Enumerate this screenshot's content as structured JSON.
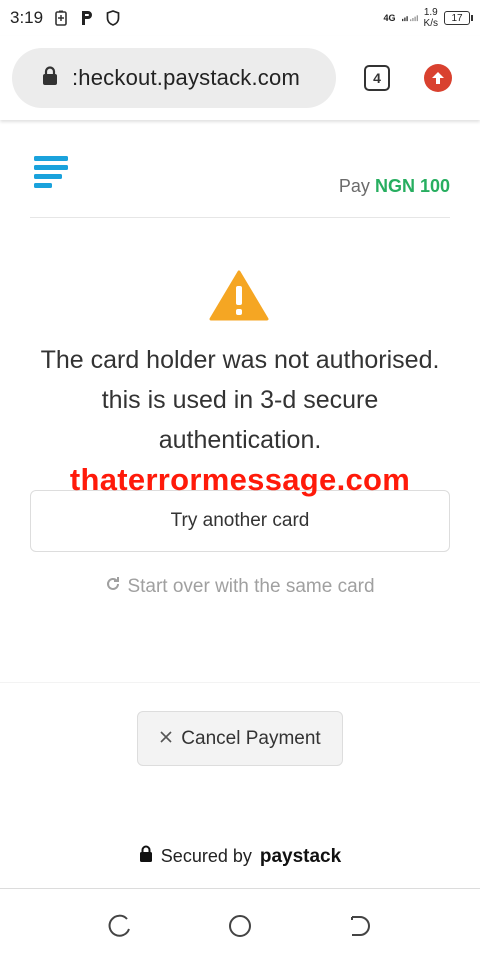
{
  "status_bar": {
    "time": "3:19",
    "network": "4G",
    "speed_value": "1.9",
    "speed_unit": "K/s",
    "battery": "17"
  },
  "browser": {
    "url": ":heckout.paystack.com",
    "tab_count": "4"
  },
  "checkout": {
    "pay_label": "Pay",
    "amount": "NGN 100"
  },
  "error": {
    "message": "The card holder was not authorised. this is used in 3-d secure authentication."
  },
  "watermark": "thaterrormessage.com",
  "actions": {
    "try_another": "Try another card",
    "start_over": "Start over with the same card",
    "cancel": "Cancel Payment"
  },
  "footer": {
    "secured_by": "Secured by",
    "brand": "paystack"
  },
  "colors": {
    "accent_green": "#27ae60",
    "warning": "#f5a623",
    "logo_blue": "#1aa2dc",
    "watermark_red": "#ff1a0a"
  }
}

> _WHAT IS NEEDED_
Filter lines by "card" and return each hit.

> _EXPECTED ANSWER_
    "message": "The card holder was not authorised. this is used in 3-d secure authentication."
    "try_another": "Try another card",
    "start_over": "Start over with the same card",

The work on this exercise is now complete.